KECSKEMIT, Hungary: Four defendants appeared in court in Hungary on Saturday over Austria’s migrant truck tragedy, as a “horrified and heart-broken” UN chief called for concerted action to end Europe’s refugee crisis.

Police believe the three Bulgarians and one Afghan held over the 71 deaths to be low-ranking members of one of the numerous human trafficking gangs that many of the tens of thousands of migrants coming to Europe pay for help.

Reacting to the gruesome Austrian find and a new Mediterranean shipwreck, UN Secretary General Ban Ki-moon said Friday the migrant crisis is a “human tragedy that requires a determined collective political response.”

“I appeal to all governments involved to provide comprehensive responses, expand safe and legal channels of migration and act with humanity, compassion and in accordance with their international obligations.”

The abandoned truck, found Thursday on an Austrian motorway in the baking sun near the Hungary border, contained the tightly packed, decomposing bodies of 59 men, eight women and four children including a little girl. They were thought to be Syrians.

Sparking revulsion across Europe, the tragic discovery highlighted the dangers faced by people fleeing conflict and hardship in the Middle East and Africa even once they reach Europe, with many putting their fate in the hands of profit-hungry people smugglers.

It came as yet another boat crammed with desperate migrants sank in the Mediterranean off Libya.

Source material
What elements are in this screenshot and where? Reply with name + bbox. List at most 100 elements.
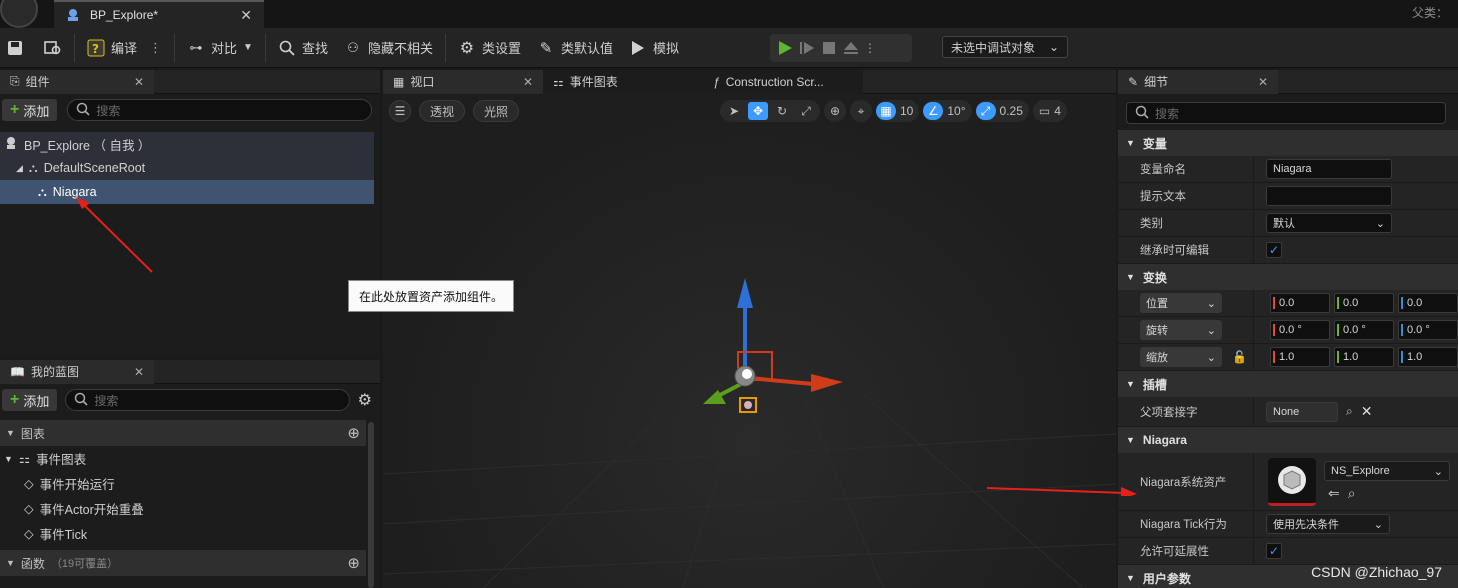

Problem requirements
Answer these about the article on the migrant truck deaths:
1. What were the nationalities of the four defendants who appeared in court?
2. Where was the abandoned truck found?
3. Off which country did another boat carrying migrants sink in the Mediterranean?

Completed task
1. Three were Bulgarian and one was Afghan.
2. It was found on an Austrian motorway near the Hungary border.
3. It sank off Libya.